▶ [Work to do] Each of the entries should be retyped precisely as it appears.

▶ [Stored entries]
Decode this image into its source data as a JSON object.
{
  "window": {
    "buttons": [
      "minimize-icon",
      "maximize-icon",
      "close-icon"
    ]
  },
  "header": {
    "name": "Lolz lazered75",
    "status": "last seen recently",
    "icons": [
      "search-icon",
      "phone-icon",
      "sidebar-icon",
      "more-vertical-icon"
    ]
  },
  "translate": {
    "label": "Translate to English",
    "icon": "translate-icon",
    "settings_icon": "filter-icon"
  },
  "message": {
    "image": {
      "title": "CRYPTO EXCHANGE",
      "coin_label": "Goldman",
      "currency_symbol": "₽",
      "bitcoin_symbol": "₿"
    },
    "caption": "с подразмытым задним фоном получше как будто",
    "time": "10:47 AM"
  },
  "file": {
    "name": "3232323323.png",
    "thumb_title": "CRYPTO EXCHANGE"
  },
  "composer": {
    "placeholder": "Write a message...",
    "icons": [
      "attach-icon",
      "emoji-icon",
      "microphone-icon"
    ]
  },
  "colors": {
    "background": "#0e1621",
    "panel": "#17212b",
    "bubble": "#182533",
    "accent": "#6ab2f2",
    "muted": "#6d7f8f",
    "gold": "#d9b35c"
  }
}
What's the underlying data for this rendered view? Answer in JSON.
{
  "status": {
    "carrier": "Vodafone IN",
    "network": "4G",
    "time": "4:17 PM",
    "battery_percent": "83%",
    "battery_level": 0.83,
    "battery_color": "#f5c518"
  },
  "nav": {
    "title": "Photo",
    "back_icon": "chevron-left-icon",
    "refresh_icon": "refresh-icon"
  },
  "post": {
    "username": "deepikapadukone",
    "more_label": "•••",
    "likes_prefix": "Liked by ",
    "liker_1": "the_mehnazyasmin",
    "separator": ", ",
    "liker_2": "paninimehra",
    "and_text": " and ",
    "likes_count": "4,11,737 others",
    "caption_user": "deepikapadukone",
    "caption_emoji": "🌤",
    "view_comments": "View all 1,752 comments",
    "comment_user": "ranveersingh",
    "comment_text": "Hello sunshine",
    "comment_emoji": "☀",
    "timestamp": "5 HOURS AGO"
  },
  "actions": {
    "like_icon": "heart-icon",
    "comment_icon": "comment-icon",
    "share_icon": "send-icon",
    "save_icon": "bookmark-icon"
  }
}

▶ [Response to this exercise]
Decode this image into its source data as a JSON object.
{
  "window": {
    "buttons": [
      "minimize-icon",
      "maximize-icon",
      "close-icon"
    ]
  },
  "header": {
    "name": "Lolz lazered75",
    "status": "last seen recently",
    "icons": [
      "search-icon",
      "phone-icon",
      "sidebar-icon",
      "more-vertical-icon"
    ]
  },
  "translate": {
    "label": "Translate to English",
    "icon": "translate-icon",
    "settings_icon": "filter-icon"
  },
  "message": {
    "image": {
      "title": "CRYPTO EXCHANGE",
      "coin_label": "Goldman",
      "currency_symbol": "₽",
      "bitcoin_symbol": "₿"
    },
    "caption": "с подразмытым задним фоном получше как будто",
    "time": "10:47 AM"
  },
  "file": {
    "name": "3232323323.png",
    "thumb_title": "CRYPTO EXCHANGE"
  },
  "composer": {
    "placeholder": "Write a message...",
    "icons": [
      "attach-icon",
      "emoji-icon",
      "microphone-icon"
    ]
  },
  "colors": {
    "background": "#0e1621",
    "panel": "#17212b",
    "bubble": "#182533",
    "accent": "#6ab2f2",
    "muted": "#6d7f8f",
    "gold": "#d9b35c"
  }
}
What's the underlying data for this rendered view? Answer in JSON.
{
  "status": {
    "carrier": "Vodafone IN",
    "network": "4G",
    "time": "4:17 PM",
    "battery_percent": "83%",
    "battery_level": 0.83,
    "battery_color": "#f5c518"
  },
  "nav": {
    "title": "Photo",
    "back_icon": "chevron-left-icon",
    "refresh_icon": "refresh-icon"
  },
  "post": {
    "username": "deepikapadukone",
    "more_label": "•••",
    "likes_prefix": "Liked by ",
    "liker_1": "the_mehnazyasmin",
    "separator": ", ",
    "liker_2": "paninimehra",
    "and_text": " and ",
    "likes_count": "4,11,737 others",
    "caption_user": "deepikapadukone",
    "caption_emoji": "🌤",
    "view_comments": "View all 1,752 comments",
    "comment_user": "ranveersingh",
    "comment_text": "Hello sunshine",
    "comment_emoji": "☀",
    "timestamp": "5 HOURS AGO"
  },
  "actions": {
    "like_icon": "heart-icon",
    "comment_icon": "comment-icon",
    "share_icon": "send-icon",
    "save_icon": "bookmark-icon"
  }
}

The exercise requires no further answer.